Pictures stay out; please output the remaining data exactly.

*** Opening GIVEN RECORDS ***

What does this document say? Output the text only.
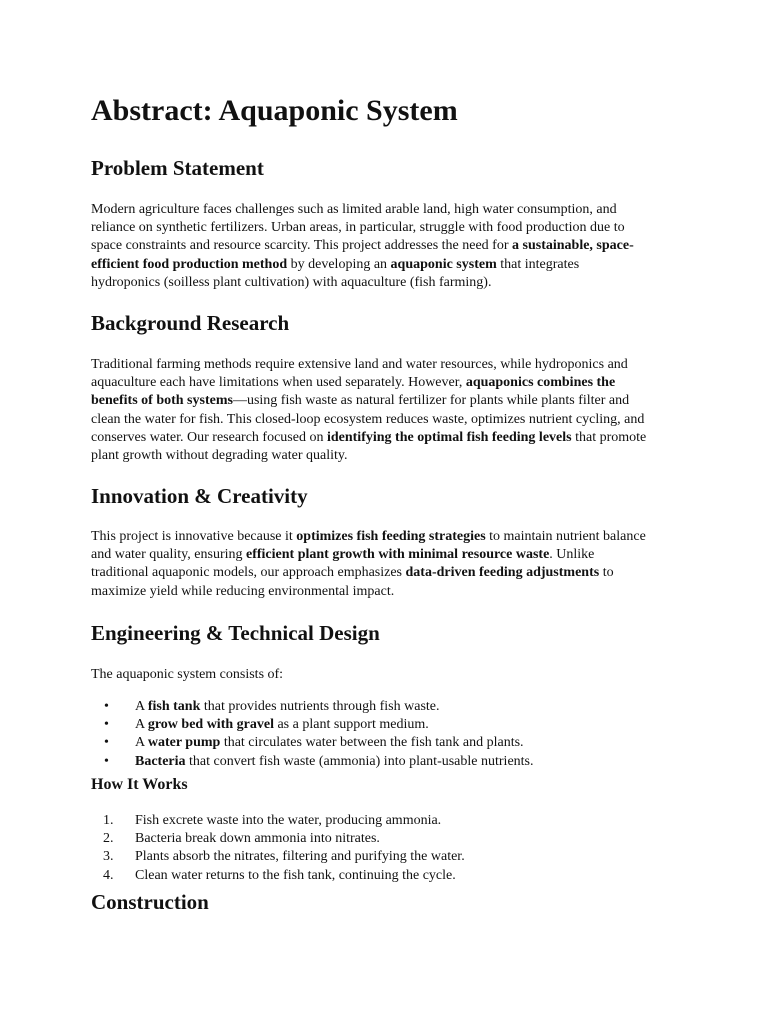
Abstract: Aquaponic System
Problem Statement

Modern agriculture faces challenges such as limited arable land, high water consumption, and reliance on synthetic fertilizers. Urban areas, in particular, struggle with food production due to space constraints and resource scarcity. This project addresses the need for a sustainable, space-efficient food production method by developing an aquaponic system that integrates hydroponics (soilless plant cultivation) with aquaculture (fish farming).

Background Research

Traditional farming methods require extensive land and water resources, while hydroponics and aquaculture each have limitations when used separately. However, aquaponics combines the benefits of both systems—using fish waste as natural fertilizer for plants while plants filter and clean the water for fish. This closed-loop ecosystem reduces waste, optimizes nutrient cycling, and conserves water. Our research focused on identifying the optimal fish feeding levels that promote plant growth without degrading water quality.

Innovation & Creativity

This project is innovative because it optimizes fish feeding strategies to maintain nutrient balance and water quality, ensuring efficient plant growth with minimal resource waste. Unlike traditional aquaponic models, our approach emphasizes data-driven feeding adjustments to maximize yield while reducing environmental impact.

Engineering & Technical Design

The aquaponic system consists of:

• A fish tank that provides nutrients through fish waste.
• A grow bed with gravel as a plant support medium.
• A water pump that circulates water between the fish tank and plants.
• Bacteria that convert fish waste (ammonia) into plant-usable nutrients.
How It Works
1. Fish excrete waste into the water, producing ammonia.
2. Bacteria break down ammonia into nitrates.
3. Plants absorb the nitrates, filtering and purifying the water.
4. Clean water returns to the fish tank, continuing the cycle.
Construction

*** Closing GIVEN RECORDS ***

### WRITTEN ANSWER
What does this document say? Output the text only.
Abstract: Aquaponic System
Problem Statement

Modern agriculture faces challenges such as limited arable land, high water consumption, and reliance on synthetic fertilizers. Urban areas, in particular, struggle with food production due to space constraints and resource scarcity. This project addresses the need for a sustainable, space-efficient food production method by developing an aquaponic system that integrates hydroponics (soilless plant cultivation) with aquaculture (fish farming).

Background Research

Traditional farming methods require extensive land and water resources, while hydroponics and aquaculture each have limitations when used separately. However, aquaponics combines the benefits of both systems—using fish waste as natural fertilizer for plants while plants filter and clean the water for fish. This closed-loop ecosystem reduces waste, optimizes nutrient cycling, and conserves water. Our research focused on identifying the optimal fish feeding levels that promote plant growth without degrading water quality.

Innovation & Creativity

This project is innovative because it optimizes fish feeding strategies to maintain nutrient balance and water quality, ensuring efficient plant growth with minimal resource waste. Unlike traditional aquaponic models, our approach emphasizes data-driven feeding adjustments to maximize yield while reducing environmental impact.

Engineering & Technical Design

The aquaponic system consists of:

• A fish tank that provides nutrients through fish waste.
• A grow bed with gravel as a plant support medium.
• A water pump that circulates water between the fish tank and plants.
• Bacteria that convert fish waste (ammonia) into plant-usable nutrients.
How It Works
1. Fish excrete waste into the water, producing ammonia.
2. Bacteria break down ammonia into nitrates.
3. Plants absorb the nitrates, filtering and purifying the water.
4. Clean water returns to the fish tank, continuing the cycle.
Construction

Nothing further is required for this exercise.